_PROMPT_
Each entry must be given again exactly; images do not belong in the copy.

====== MATERIAL FOR THIS TASK ======

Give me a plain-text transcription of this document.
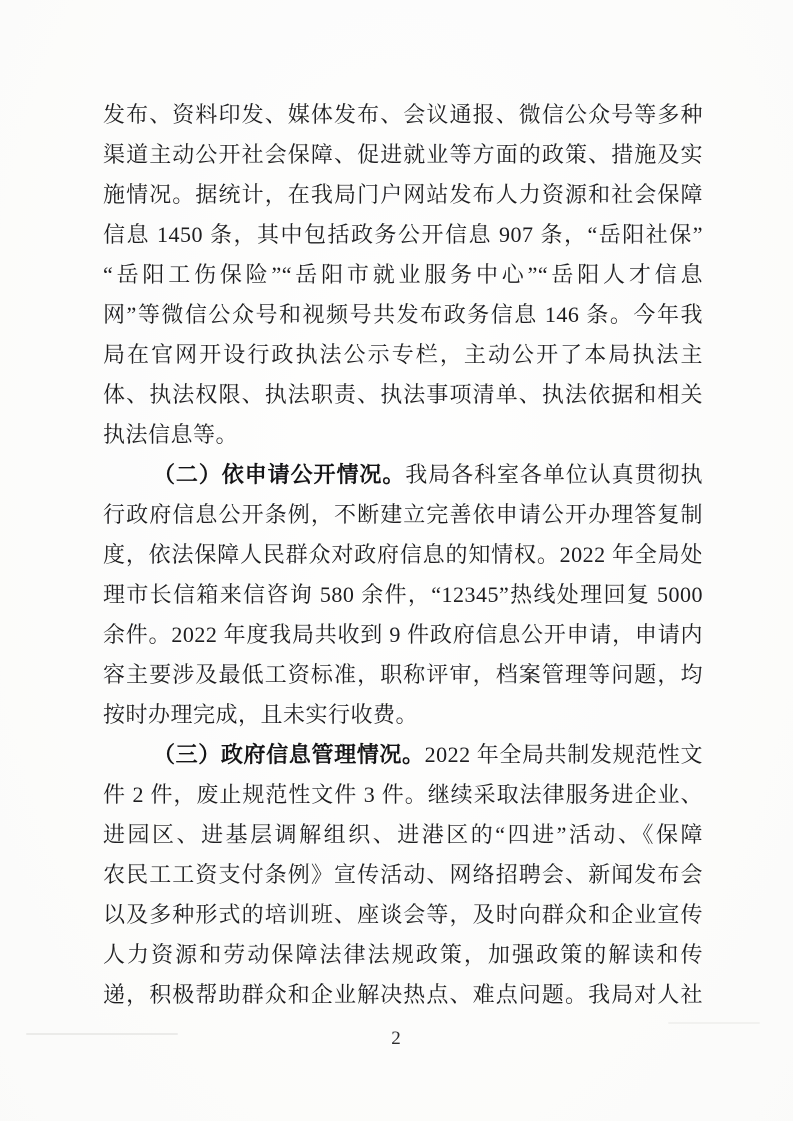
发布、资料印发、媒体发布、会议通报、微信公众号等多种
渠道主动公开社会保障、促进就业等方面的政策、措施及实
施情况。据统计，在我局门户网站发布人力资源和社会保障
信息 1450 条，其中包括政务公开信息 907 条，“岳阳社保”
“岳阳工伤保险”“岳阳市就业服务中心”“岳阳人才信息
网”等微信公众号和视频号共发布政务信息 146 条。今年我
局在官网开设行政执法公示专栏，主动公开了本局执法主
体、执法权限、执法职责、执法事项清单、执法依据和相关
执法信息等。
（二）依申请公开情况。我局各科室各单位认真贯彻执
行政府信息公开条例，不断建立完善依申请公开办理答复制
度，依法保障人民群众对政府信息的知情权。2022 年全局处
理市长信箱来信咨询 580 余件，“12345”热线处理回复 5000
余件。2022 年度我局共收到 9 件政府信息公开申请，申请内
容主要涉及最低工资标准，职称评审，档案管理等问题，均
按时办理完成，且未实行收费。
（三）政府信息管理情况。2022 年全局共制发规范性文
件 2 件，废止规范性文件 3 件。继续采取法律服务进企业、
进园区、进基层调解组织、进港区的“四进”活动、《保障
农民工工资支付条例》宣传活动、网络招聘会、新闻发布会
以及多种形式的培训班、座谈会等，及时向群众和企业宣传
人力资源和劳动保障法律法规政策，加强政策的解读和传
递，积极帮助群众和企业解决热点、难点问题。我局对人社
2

======

_EXERCISE OUTPUT_
Give me a plain-text transcription of this document.
发布、资料印发、媒体发布、会议通报、微信公众号等多种
渠道主动公开社会保障、促进就业等方面的政策、措施及实
施情况。据统计，在我局门户网站发布人力资源和社会保障
信息 1450 条，其中包括政务公开信息 907 条，“岳阳社保”
“岳阳工伤保险”“岳阳市就业服务中心”“岳阳人才信息
网”等微信公众号和视频号共发布政务信息 146 条。今年我
局在官网开设行政执法公示专栏，主动公开了本局执法主
体、执法权限、执法职责、执法事项清单、执法依据和相关
执法信息等。
（二）依申请公开情况。我局各科室各单位认真贯彻执
行政府信息公开条例，不断建立完善依申请公开办理答复制
度，依法保障人民群众对政府信息的知情权。2022 年全局处
理市长信箱来信咨询 580 余件，“12345”热线处理回复 5000
余件。2022 年度我局共收到 9 件政府信息公开申请，申请内
容主要涉及最低工资标准，职称评审，档案管理等问题，均
按时办理完成，且未实行收费。
（三）政府信息管理情况。2022 年全局共制发规范性文
件 2 件，废止规范性文件 3 件。继续采取法律服务进企业、
进园区、进基层调解组织、进港区的“四进”活动、《保障
农民工工资支付条例》宣传活动、网络招聘会、新闻发布会
以及多种形式的培训班、座谈会等，及时向群众和企业宣传
人力资源和劳动保障法律法规政策，加强政策的解读和传
递，积极帮助群众和企业解决热点、难点问题。我局对人社
2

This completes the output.